Okunacak metin
Davacı yanın kullanım ispatı için sunmuş olduğu deliller, davacı yanca ibraz edilen 04.11.2021 tarihli delil dilekçesinin ekinde yer alan 1 adet DVD içerisinde olup; “ek-1” isimli klasör içerisinde, çeşitli ankastre beyaz eşya ürünlere ait fiyat listesinin yer aldığı, 2019 yılına ait olduğu, “Şekil+…” şeklinde markasal kullanımların yer aldığı, “ek-2” isimli klasör içerisinde, reklam videosunun yer aldığı, dosya kayıt tarihinin 2019 olduğu, içerisinde 2017 yılına ait kampanya bilgilerinin yer aldığı, “Şekil+…” işareti şeklinde kullanımın bulunduğu, televizyon ürününe ait kullanım olarak kabul edilmesi gerektiği, “ek-3” isimli klasör içerisinde, buzdolabı ürünleri ile ilgili bilgiler içeren doküman yer aldığı, “…” kullanımının bulunduğu, sunmuş olduğu bilirkişi raporu ve yerel mahkeme kararlarında kullanım ispatı ile ilgili bir bilginin bulunmadığı, “kullanım kaniti” isimli klasör içerisinde, dizin halinde; muhtelif isimli dosyaların yer aldığı, içerisinde; “TÜRKİYE … … 4K TV’LERİN EKRANLARI BÜYÜDÜKÇE FIRSATLARI DA BÜYÜYOR! 4K Ultra HD TV’lerde 2.000 TL’ye varan indirimlerle vurduğunuz gol, fırsatınız bol olsun.” şeklinde örnek kullanımların bulunduğu, 2018 yılına ait ürün kataloğunun yer aldığı içerisinde televizyon, televizyon aksesuarı, klavye, fare, gözlük, kablosuz ağ için adaptör şeklinde çeşitli, elektronik ve bilgisayar çevre bileşenleri ürünlerine ait kullanımların bulunduğu, mobil yazarkasa ürünlere ait reklamlarının yer aldığı, “… hepyeni” isimli dokümanın yer aldığı, çalışma modeline ait dokümanda tarih bilgisinin bulunmadığı, markanın televizyon ve cep telefonu ürünleri ile ilgili kullanıldığı, metin içerisinde “…” unsurlu markalara ve “… HEPYENİ Teknolojin hep yeni” ibareli kullanıma yer verildiği, “Marka kullanımı” isimli klasör içerisinde, açık hava reklam görsellerine yer verildiği, kayıt tarihlerinin 2014 – 2015 yılları arasında olduğu, klima, buzdolabı, derin dondurucu, çamaşır makinesi, televizyon reklamlarına ait olduğu, ilanlarda ise ütü, tablet ve diğer küçük ev aletlerine ilişkin olduğu, reklam görsellerine ait örnek kullanımların ise; “Şekil+…, Şekil+…, Şekil+… TÜRKİYE …. şeklinde olduğu, 2012 yılına ait reklam giderlerine ait listenin yer aldığı, diğer bilgi ve belgeler ve çeşitli görseller içinde ise tarih bilgisinin veya “…” unsurlu marka kullanımlarına ait bilgilerin yer almadığı,
Sonuç olarak; 2012-2019 yıllarında yer alan kullanımlara ait çeşitli dokümanların sunulmuş olduğu, davacı yanın markasal kullanımlarının, beyaz eşya, televizyon, küçük ev aletleri, klimalar, bilgisayar çevre donanımları, tabletler, cep telefonları üretimi ve satışı ile sınırlı olduğu, davacı markaları kapsamında yer alan diğer mal ve hizmetler açısından son 5 yıl içerisinde ciddi kullanıma konu edilmediği, sunulan deliller kapsamında değerlendirilmiştir.

(Kutulu öğe kayıtları)
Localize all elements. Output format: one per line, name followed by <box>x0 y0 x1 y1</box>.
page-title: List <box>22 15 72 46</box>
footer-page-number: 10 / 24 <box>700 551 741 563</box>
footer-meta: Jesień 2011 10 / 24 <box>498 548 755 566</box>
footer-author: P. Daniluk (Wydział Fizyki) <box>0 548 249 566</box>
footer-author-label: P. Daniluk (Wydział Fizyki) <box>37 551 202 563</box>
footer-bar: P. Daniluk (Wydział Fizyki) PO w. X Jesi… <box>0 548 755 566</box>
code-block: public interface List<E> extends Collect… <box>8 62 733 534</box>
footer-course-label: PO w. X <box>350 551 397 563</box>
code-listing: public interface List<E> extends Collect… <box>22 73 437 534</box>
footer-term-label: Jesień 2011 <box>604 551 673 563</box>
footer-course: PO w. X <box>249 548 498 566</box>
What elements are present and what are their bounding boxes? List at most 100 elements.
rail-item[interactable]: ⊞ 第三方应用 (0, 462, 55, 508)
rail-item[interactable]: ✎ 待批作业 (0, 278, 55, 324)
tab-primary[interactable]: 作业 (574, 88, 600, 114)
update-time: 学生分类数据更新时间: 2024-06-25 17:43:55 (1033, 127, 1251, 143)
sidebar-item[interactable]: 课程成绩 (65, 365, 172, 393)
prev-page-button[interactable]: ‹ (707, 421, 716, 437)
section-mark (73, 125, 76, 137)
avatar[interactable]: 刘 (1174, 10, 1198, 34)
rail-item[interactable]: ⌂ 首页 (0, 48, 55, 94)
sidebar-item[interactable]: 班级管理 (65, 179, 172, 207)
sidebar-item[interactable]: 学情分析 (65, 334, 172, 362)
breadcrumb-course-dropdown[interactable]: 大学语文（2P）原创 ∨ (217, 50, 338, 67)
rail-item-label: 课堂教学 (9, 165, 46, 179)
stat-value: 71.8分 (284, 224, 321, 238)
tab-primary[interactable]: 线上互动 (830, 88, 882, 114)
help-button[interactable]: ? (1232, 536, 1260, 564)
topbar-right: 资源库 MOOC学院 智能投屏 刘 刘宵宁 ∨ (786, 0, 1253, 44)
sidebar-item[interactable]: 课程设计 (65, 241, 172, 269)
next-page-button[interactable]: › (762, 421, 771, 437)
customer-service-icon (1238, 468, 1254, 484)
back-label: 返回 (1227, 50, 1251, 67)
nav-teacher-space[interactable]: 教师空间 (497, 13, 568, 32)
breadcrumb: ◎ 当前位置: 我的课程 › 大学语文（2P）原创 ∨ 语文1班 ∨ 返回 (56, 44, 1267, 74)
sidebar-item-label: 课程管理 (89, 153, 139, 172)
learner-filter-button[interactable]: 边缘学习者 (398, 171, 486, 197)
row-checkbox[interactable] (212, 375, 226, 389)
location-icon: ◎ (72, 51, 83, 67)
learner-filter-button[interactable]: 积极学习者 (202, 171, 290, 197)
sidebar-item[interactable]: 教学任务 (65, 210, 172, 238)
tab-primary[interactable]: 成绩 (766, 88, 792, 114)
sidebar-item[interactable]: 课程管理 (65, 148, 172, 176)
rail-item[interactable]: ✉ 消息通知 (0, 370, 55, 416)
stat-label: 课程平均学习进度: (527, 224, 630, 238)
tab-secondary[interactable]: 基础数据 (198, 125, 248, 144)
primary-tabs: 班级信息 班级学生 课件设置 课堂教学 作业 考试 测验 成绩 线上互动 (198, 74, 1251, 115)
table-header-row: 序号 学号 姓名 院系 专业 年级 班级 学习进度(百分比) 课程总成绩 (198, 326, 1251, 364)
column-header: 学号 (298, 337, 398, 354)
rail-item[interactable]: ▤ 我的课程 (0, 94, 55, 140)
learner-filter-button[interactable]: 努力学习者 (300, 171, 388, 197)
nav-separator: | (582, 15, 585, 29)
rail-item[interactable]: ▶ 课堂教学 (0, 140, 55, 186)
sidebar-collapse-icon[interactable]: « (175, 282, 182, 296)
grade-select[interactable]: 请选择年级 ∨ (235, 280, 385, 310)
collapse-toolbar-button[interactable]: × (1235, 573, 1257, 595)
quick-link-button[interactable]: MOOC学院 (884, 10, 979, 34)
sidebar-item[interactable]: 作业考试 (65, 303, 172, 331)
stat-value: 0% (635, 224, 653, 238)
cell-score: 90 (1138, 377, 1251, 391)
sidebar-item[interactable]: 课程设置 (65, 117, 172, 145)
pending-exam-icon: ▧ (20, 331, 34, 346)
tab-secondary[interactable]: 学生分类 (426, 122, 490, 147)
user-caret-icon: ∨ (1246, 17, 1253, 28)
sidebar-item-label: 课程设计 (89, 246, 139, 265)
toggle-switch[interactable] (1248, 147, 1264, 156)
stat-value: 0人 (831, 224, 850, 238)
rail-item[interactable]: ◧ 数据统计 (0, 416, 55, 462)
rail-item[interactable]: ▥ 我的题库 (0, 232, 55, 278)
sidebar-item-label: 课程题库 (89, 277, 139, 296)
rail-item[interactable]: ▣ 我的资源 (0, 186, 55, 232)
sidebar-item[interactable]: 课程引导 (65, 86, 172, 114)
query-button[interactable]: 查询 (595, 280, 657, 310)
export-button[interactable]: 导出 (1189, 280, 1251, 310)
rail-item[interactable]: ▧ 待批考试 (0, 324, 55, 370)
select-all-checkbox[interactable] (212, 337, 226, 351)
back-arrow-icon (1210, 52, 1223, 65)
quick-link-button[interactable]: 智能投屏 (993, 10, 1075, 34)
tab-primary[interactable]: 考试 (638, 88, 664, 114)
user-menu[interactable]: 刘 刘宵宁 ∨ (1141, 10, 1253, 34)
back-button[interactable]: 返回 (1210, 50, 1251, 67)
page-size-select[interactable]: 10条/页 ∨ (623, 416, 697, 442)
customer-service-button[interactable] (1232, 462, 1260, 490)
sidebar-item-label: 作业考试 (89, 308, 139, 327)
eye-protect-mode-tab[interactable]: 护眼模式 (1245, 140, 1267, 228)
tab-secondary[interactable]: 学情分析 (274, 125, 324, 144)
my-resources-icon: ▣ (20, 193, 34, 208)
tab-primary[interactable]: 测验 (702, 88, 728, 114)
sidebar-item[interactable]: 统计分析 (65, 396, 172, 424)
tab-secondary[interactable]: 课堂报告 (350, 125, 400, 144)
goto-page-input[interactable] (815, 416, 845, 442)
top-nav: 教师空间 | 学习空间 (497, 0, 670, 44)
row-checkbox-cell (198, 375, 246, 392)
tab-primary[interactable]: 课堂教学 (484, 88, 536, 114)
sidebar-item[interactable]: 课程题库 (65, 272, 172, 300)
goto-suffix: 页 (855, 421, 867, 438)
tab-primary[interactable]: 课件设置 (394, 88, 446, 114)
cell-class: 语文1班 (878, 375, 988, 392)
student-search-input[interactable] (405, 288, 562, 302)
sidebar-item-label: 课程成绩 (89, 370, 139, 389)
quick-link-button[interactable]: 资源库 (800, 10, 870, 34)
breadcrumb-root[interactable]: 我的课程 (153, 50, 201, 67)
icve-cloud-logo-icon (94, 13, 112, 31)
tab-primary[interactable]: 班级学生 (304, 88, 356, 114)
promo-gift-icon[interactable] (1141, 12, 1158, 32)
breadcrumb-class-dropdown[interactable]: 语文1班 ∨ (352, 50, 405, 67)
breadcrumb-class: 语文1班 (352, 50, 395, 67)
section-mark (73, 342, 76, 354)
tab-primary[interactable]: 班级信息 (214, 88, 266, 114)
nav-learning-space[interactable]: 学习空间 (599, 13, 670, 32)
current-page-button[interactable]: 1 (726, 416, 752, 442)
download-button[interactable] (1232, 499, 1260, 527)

Verilen görev 1
Aşağıdaki ifadelerin okunacak metinle uyuşup uyuşmadığını belirtin. Her biri için evet ya da hayır deyin ve karar veren ifadeyi metinden birebir alıntılayın.
(a) "ek-2" isimli klasördeki reklam videosunun dosya kayıt tarihi 2019'dur.
(b) "Marka kullanımı" isimli klasördeki açık hava reklam görsellerinin kayıt tarihleri 2016-2017 yılları arasındadır.
(c) Reklam giderlerine ait liste 2012 yılına aittir.
Verilen görev 2
Marka kullanımının ispatına ilişkin okunacak metni son cümlesinden sonra sürdürün.
Kayıtlar, metinden bağımsız ayrı bir malzemedir.

Yazılı yanıt 1
(a) Evet: "dosya kayıt tarihinin 2019 olduğu"
(b) Hayır: "kayıt tarihlerinin 2014 – 2015 yılları arasında olduğu"
(c) Evet: "2012 yılına ait reklam giderlerine ait listenin yer aldığı"

Yazılı yanıt 2
Davaya konu marka başvurusu Dünya Fikri Mülkiyet Örgütü’ne 16.07.2019 tarihinde yapılmış, ulusal büroca (TÜRKPATENT’ce) başvuru, 29.11.2019 tarihinde kayda alınmıştır. Markaların Uluslararası Tesciline İlişkin Madrid Anlaşması ve Bu Anlaşmaya İlişkin Protokolün Uygulanmasına Dair Yönetmelik uyarınca da koruma tarihi ilk başvuru tarihi olan 16.07.2019 tarihi olarak kabul edilmiştir. Davacı yanın hükümsüzlük talebi açısından ileri sürmüş olduğu 2019 73730, 2019 107361, 2019 107366 ve 2019 73704 sayılı markalar davaya konu marka başvurusu için belirlenen koruma süresinden sonraya ait olup incelemede dikkate alınmamıştır.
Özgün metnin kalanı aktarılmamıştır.